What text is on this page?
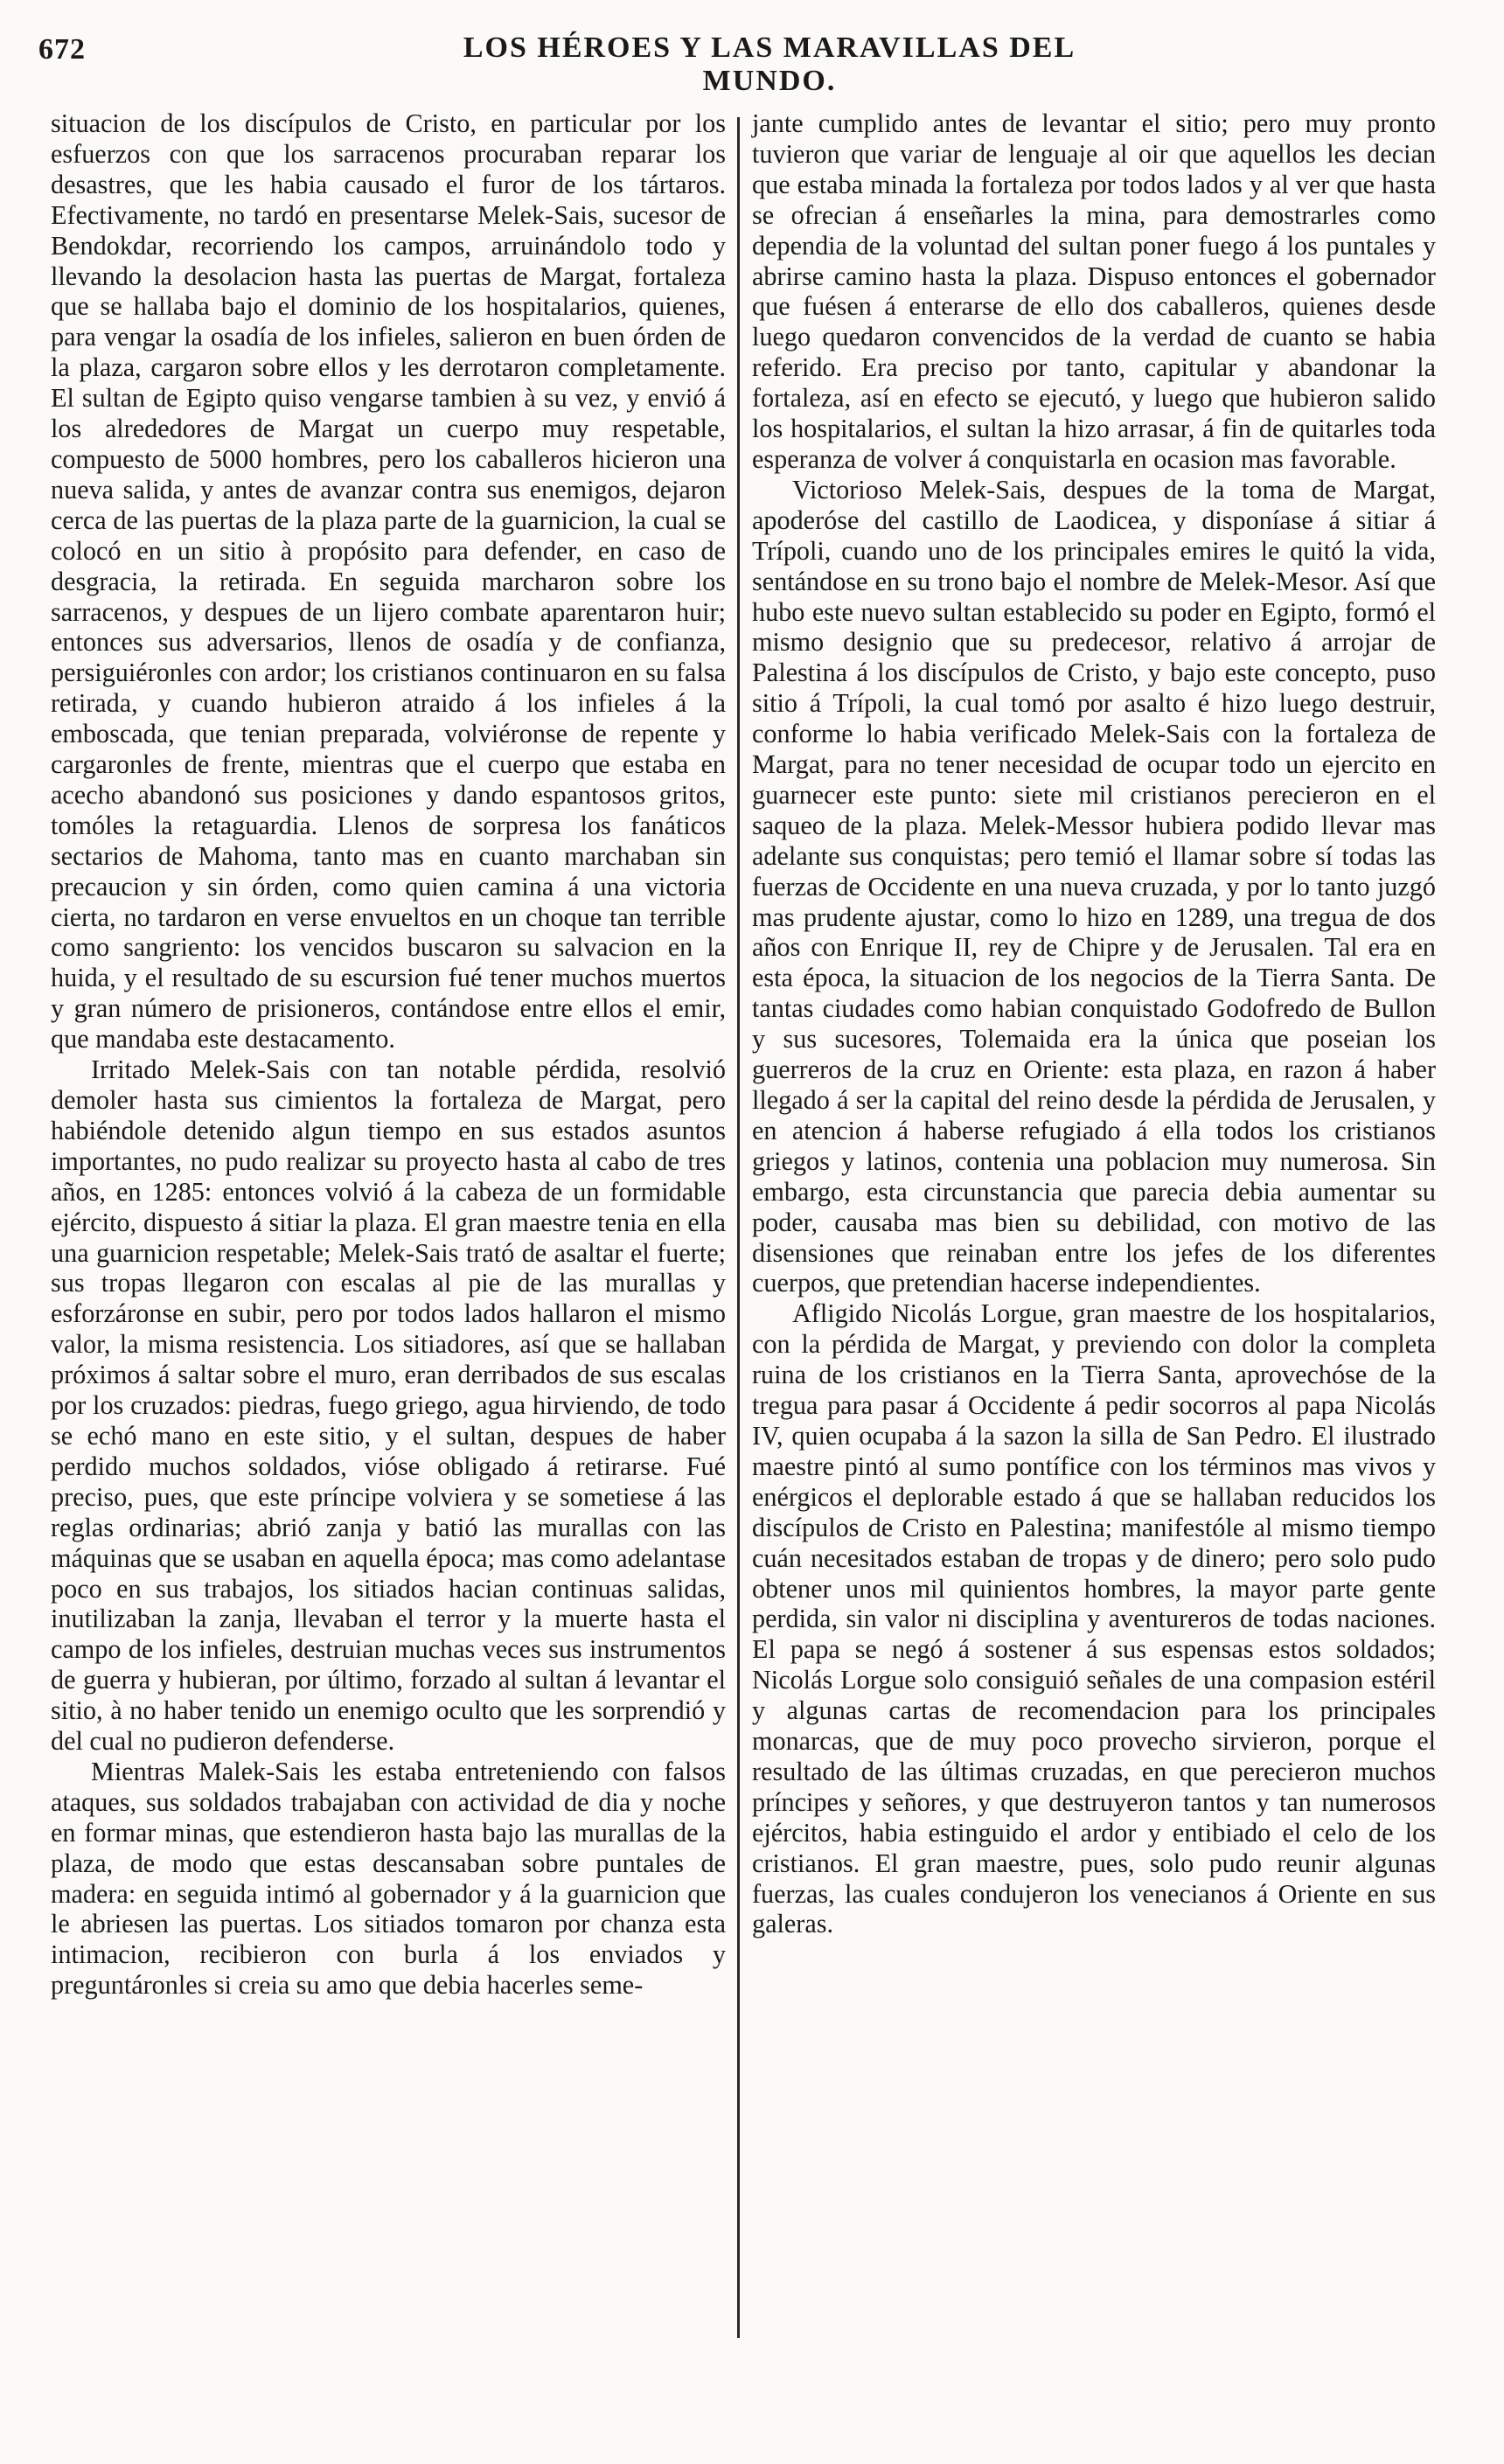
672	LOS HÉROES Y LAS MARAVILLAS DEL MUNDO.

situacion de los discípulos de Cristo, en particular por los esfuerzos con que los sarracenos procuraban reparar los desastres, que les habia causado el furor de los tártaros. Efectivamente, no tardó en presentarse Melek-Sais, sucesor de Bendokdar, recorriendo los campos, arruinándolo todo y llevando la desolacion hasta las puertas de Margat, fortaleza que se hallaba bajo el dominio de los hospitalarios, quienes, para vengar la osadía de los infieles, salieron en buen órden de la plaza, cargaron sobre ellos y les derrotaron completamente. El sultan de Egipto quiso vengarse tambien à su vez, y envió á los alrededores de Margat un cuerpo muy respetable, compuesto de 5000 hombres, pero los caballeros hicieron una nueva salida, y antes de avanzar contra sus enemigos, dejaron cerca de las puertas de la plaza parte de la guarnicion, la cual se colocó en un sitio à propósito para defender, en caso de desgracia, la retirada. En seguida marcharon sobre los sarracenos, y despues de un lijero combate aparentaron huir; entonces sus adversarios, llenos de osadía y de confianza, persiguiéronles con ardor; los cristianos continuaron en su falsa retirada, y cuando hubieron atraido á los infieles á la emboscada, que tenian preparada, volviéronse de repente y cargaronles de frente, mientras que el cuerpo que estaba en acecho abandonó sus posiciones y dando espantosos gritos, tomóles la retaguardia. Llenos de sorpresa los fanáticos sectarios de Mahoma, tanto mas en cuanto marchaban sin precaucion y sin órden, como quien camina á una victoria cierta, no tardaron en verse envueltos en un choque tan terrible como sangriento: los vencidos buscaron su salvacion en la huida, y el resultado de su escursion fué tener muchos muertos y gran número de prisioneros, contándose entre ellos el emir, que mandaba este destacamento.

Irritado Melek-Sais con tan notable pérdida, resolvió demoler hasta sus cimientos la fortaleza de Margat, pero habiéndole detenido algun tiempo en sus estados asuntos importantes, no pudo realizar su proyecto hasta al cabo de tres años, en 1285: entonces volvió á la cabeza de un formidable ejército, dispuesto á sitiar la plaza. El gran maestre tenia en ella una guarnicion respetable; Melek-Sais trató de asaltar el fuerte; sus tropas llegaron con escalas al pie de las murallas y esforzáronse en subir, pero por todos lados hallaron el mismo valor, la misma resistencia. Los sitiadores, así que se hallaban próximos á saltar sobre el muro, eran derribados de sus escalas por los cruzados: piedras, fuego griego, agua hirviendo, de todo se echó mano en este sitio, y el sultan, despues de haber perdido muchos soldados, vióse obligado á retirarse. Fué preciso, pues, que este príncipe volviera y se sometiese á las reglas ordinarias; abrió zanja y batió las murallas con las máquinas que se usaban en aquella época; mas como adelantase poco en sus trabajos, los sitiados hacian continuas salidas, inutilizaban la zanja, llevaban el terror y la muerte hasta el campo de los infieles, destruian muchas veces sus instrumentos de guerra y hubieran, por último, forzado al sultan á levantar el sitio, à no haber tenido un enemigo oculto que les sorprendió y del cual no pudieron defenderse.

Mientras Malek-Sais les estaba entreteniendo con falsos ataques, sus soldados trabajaban con actividad de dia y noche en formar minas, que estendieron hasta bajo las murallas de la plaza, de modo que estas descansaban sobre puntales de madera: en seguida intimó al gobernador y á la guarnicion que le abriesen las puertas. Los sitiados tomaron por chanza esta intimacion, recibieron con burla á los enviados y preguntáronles si creia su amo que debia hacerles seme-

jante cumplido antes de levantar el sitio; pero muy pronto tuvieron que variar de lenguaje al oir que aquellos les decian que estaba minada la fortaleza por todos lados y al ver que hasta se ofrecian á enseñarles la mina, para demostrarles como dependia de la voluntad del sultan poner fuego á los puntales y abrirse camino hasta la plaza. Dispuso entonces el gobernador que fuésen á enterarse de ello dos caballeros, quienes desde luego quedaron convencidos de la verdad de cuanto se habia referido. Era preciso por tanto, capitular y abandonar la fortaleza, así en efecto se ejecutó, y luego que hubieron salido los hospitalarios, el sultan la hizo arrasar, á fin de quitarles toda esperanza de volver á conquistarla en ocasion mas favorable.

Victorioso Melek-Sais, despues de la toma de Margat, apoderóse del castillo de Laodicea, y disponíase á sitiar á Trípoli, cuando uno de los principales emires le quitó la vida, sentándose en su trono bajo el nombre de Melek-Mesor. Así que hubo este nuevo sultan establecido su poder en Egipto, formó el mismo designio que su predecesor, relativo á arrojar de Palestina á los discípulos de Cristo, y bajo este concepto, puso sitio á Trípoli, la cual tomó por asalto é hizo luego destruir, conforme lo habia verificado Melek-Sais con la fortaleza de Margat, para no tener necesidad de ocupar todo un ejercito en guarnecer este punto: siete mil cristianos perecieron en el saqueo de la plaza. Melek-Messor hubiera podido llevar mas adelante sus conquistas; pero temió el llamar sobre sí todas las fuerzas de Occidente en una nueva cruzada, y por lo tanto juzgó mas prudente ajustar, como lo hizo en 1289, una tregua de dos años con Enrique II, rey de Chipre y de Jerusalen. Tal era en esta época, la situacion de los negocios de la Tierra Santa. De tantas ciudades como habian conquistado Godofredo de Bullon y sus sucesores, Tolemaida era la única que poseian los guerreros de la cruz en Oriente: esta plaza, en razon á haber llegado á ser la capital del reino desde la pérdida de Jerusalen, y en atencion á haberse refugiado á ella todos los cristianos griegos y latinos, contenia una poblacion muy numerosa. Sin embargo, esta circunstancia que parecia debia aumentar su poder, causaba mas bien su debilidad, con motivo de las disensiones que reinaban entre los jefes de los diferentes cuerpos, que pretendian hacerse independientes.

Afligido Nicolás Lorgue, gran maestre de los hospitalarios, con la pérdida de Margat, y previendo con dolor la completa ruina de los cristianos en la Tierra Santa, aprovechóse de la tregua para pasar á Occidente á pedir socorros al papa Nicolás IV, quien ocupaba á la sazon la silla de San Pedro. El ilustrado maestre pintó al sumo pontífice con los términos mas vivos y enérgicos el deplorable estado á que se hallaban reducidos los discípulos de Cristo en Palestina; manifestóle al mismo tiempo cuán necesitados estaban de tropas y de dinero; pero solo pudo obtener unos mil quinientos hombres, la mayor parte gente perdida, sin valor ni disciplina y aventureros de todas naciones. El papa se negó á sostener á sus espensas estos soldados; Nicolás Lorgue solo consiguió señales de una compasion estéril y algunas cartas de recomendacion para los principales monarcas, que de muy poco provecho sirvieron, porque el resultado de las últimas cruzadas, en que perecieron muchos príncipes y señores, y que destruyeron tantos y tan numerosos ejércitos, habia estinguido el ardor y entibiado el celo de los cristianos. El gran maestre, pues, solo pudo reunir algunas fuerzas, las cuales condujeron los venecianos á Oriente en sus galeras.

## Problem to work on
Your task is to set down the records shown above exactly, minus any pictures.

## Task output
What text is on this page?
672	LOS HÉROES Y LAS MARAVILLAS DEL MUNDO.

situacion de los discípulos de Cristo, en particular por los esfuerzos con que los sarracenos procuraban reparar los desastres, que les habia causado el furor de los tártaros. Efectivamente, no tardó en presentarse Melek-Sais, sucesor de Bendokdar, recorriendo los campos, arruinándolo todo y llevando la desolacion hasta las puertas de Margat, fortaleza que se hallaba bajo el dominio de los hospitalarios, quienes, para vengar la osadía de los infieles, salieron en buen órden de la plaza, cargaron sobre ellos y les derrotaron completamente. El sultan de Egipto quiso vengarse tambien à su vez, y envió á los alrededores de Margat un cuerpo muy respetable, compuesto de 5000 hombres, pero los caballeros hicieron una nueva salida, y antes de avanzar contra sus enemigos, dejaron cerca de las puertas de la plaza parte de la guarnicion, la cual se colocó en un sitio à propósito para defender, en caso de desgracia, la retirada. En seguida marcharon sobre los sarracenos, y despues de un lijero combate aparentaron huir; entonces sus adversarios, llenos de osadía y de confianza, persiguiéronles con ardor; los cristianos continuaron en su falsa retirada, y cuando hubieron atraido á los infieles á la emboscada, que tenian preparada, volviéronse de repente y cargaronles de frente, mientras que el cuerpo que estaba en acecho abandonó sus posiciones y dando espantosos gritos, tomóles la retaguardia. Llenos de sorpresa los fanáticos sectarios de Mahoma, tanto mas en cuanto marchaban sin precaucion y sin órden, como quien camina á una victoria cierta, no tardaron en verse envueltos en un choque tan terrible como sangriento: los vencidos buscaron su salvacion en la huida, y el resultado de su escursion fué tener muchos muertos y gran número de prisioneros, contándose entre ellos el emir, que mandaba este destacamento.

Irritado Melek-Sais con tan notable pérdida, resolvió demoler hasta sus cimientos la fortaleza de Margat, pero habiéndole detenido algun tiempo en sus estados asuntos importantes, no pudo realizar su proyecto hasta al cabo de tres años, en 1285: entonces volvió á la cabeza de un formidable ejército, dispuesto á sitiar la plaza. El gran maestre tenia en ella una guarnicion respetable; Melek-Sais trató de asaltar el fuerte; sus tropas llegaron con escalas al pie de las murallas y esforzáronse en subir, pero por todos lados hallaron el mismo valor, la misma resistencia. Los sitiadores, así que se hallaban próximos á saltar sobre el muro, eran derribados de sus escalas por los cruzados: piedras, fuego griego, agua hirviendo, de todo se echó mano en este sitio, y el sultan, despues de haber perdido muchos soldados, vióse obligado á retirarse. Fué preciso, pues, que este príncipe volviera y se sometiese á las reglas ordinarias; abrió zanja y batió las murallas con las máquinas que se usaban en aquella época; mas como adelantase poco en sus trabajos, los sitiados hacian continuas salidas, inutilizaban la zanja, llevaban el terror y la muerte hasta el campo de los infieles, destruian muchas veces sus instrumentos de guerra y hubieran, por último, forzado al sultan á levantar el sitio, à no haber tenido un enemigo oculto que les sorprendió y del cual no pudieron defenderse.

Mientras Malek-Sais les estaba entreteniendo con falsos ataques, sus soldados trabajaban con actividad de dia y noche en formar minas, que estendieron hasta bajo las murallas de la plaza, de modo que estas descansaban sobre puntales de madera: en seguida intimó al gobernador y á la guarnicion que le abriesen las puertas. Los sitiados tomaron por chanza esta intimacion, recibieron con burla á los enviados y preguntáronles si creia su amo que debia hacerles seme-

jante cumplido antes de levantar el sitio; pero muy pronto tuvieron que variar de lenguaje al oir que aquellos les decian que estaba minada la fortaleza por todos lados y al ver que hasta se ofrecian á enseñarles la mina, para demostrarles como dependia de la voluntad del sultan poner fuego á los puntales y abrirse camino hasta la plaza. Dispuso entonces el gobernador que fuésen á enterarse de ello dos caballeros, quienes desde luego quedaron convencidos de la verdad de cuanto se habia referido. Era preciso por tanto, capitular y abandonar la fortaleza, así en efecto se ejecutó, y luego que hubieron salido los hospitalarios, el sultan la hizo arrasar, á fin de quitarles toda esperanza de volver á conquistarla en ocasion mas favorable.

Victorioso Melek-Sais, despues de la toma de Margat, apoderóse del castillo de Laodicea, y disponíase á sitiar á Trípoli, cuando uno de los principales emires le quitó la vida, sentándose en su trono bajo el nombre de Melek-Mesor. Así que hubo este nuevo sultan establecido su poder en Egipto, formó el mismo designio que su predecesor, relativo á arrojar de Palestina á los discípulos de Cristo, y bajo este concepto, puso sitio á Trípoli, la cual tomó por asalto é hizo luego destruir, conforme lo habia verificado Melek-Sais con la fortaleza de Margat, para no tener necesidad de ocupar todo un ejercito en guarnecer este punto: siete mil cristianos perecieron en el saqueo de la plaza. Melek-Messor hubiera podido llevar mas adelante sus conquistas; pero temió el llamar sobre sí todas las fuerzas de Occidente en una nueva cruzada, y por lo tanto juzgó mas prudente ajustar, como lo hizo en 1289, una tregua de dos años con Enrique II, rey de Chipre y de Jerusalen. Tal era en esta época, la situacion de los negocios de la Tierra Santa. De tantas ciudades como habian conquistado Godofredo de Bullon y sus sucesores, Tolemaida era la única que poseian los guerreros de la cruz en Oriente: esta plaza, en razon á haber llegado á ser la capital del reino desde la pérdida de Jerusalen, y en atencion á haberse refugiado á ella todos los cristianos griegos y latinos, contenia una poblacion muy numerosa. Sin embargo, esta circunstancia que parecia debia aumentar su poder, causaba mas bien su debilidad, con motivo de las disensiones que reinaban entre los jefes de los diferentes cuerpos, que pretendian hacerse independientes.

Afligido Nicolás Lorgue, gran maestre de los hospitalarios, con la pérdida de Margat, y previendo con dolor la completa ruina de los cristianos en la Tierra Santa, aprovechóse de la tregua para pasar á Occidente á pedir socorros al papa Nicolás IV, quien ocupaba á la sazon la silla de San Pedro. El ilustrado maestre pintó al sumo pontífice con los términos mas vivos y enérgicos el deplorable estado á que se hallaban reducidos los discípulos de Cristo en Palestina; manifestóle al mismo tiempo cuán necesitados estaban de tropas y de dinero; pero solo pudo obtener unos mil quinientos hombres, la mayor parte gente perdida, sin valor ni disciplina y aventureros de todas naciones. El papa se negó á sostener á sus espensas estos soldados; Nicolás Lorgue solo consiguió señales de una compasion estéril y algunas cartas de recomendacion para los principales monarcas, que de muy poco provecho sirvieron, porque el resultado de las últimas cruzadas, en que perecieron muchos príncipes y señores, y que destruyeron tantos y tan numerosos ejércitos, habia estinguido el ardor y entibiado el celo de los cristianos. El gran maestre, pues, solo pudo reunir algunas fuerzas, las cuales condujeron los venecianos á Oriente en sus galeras.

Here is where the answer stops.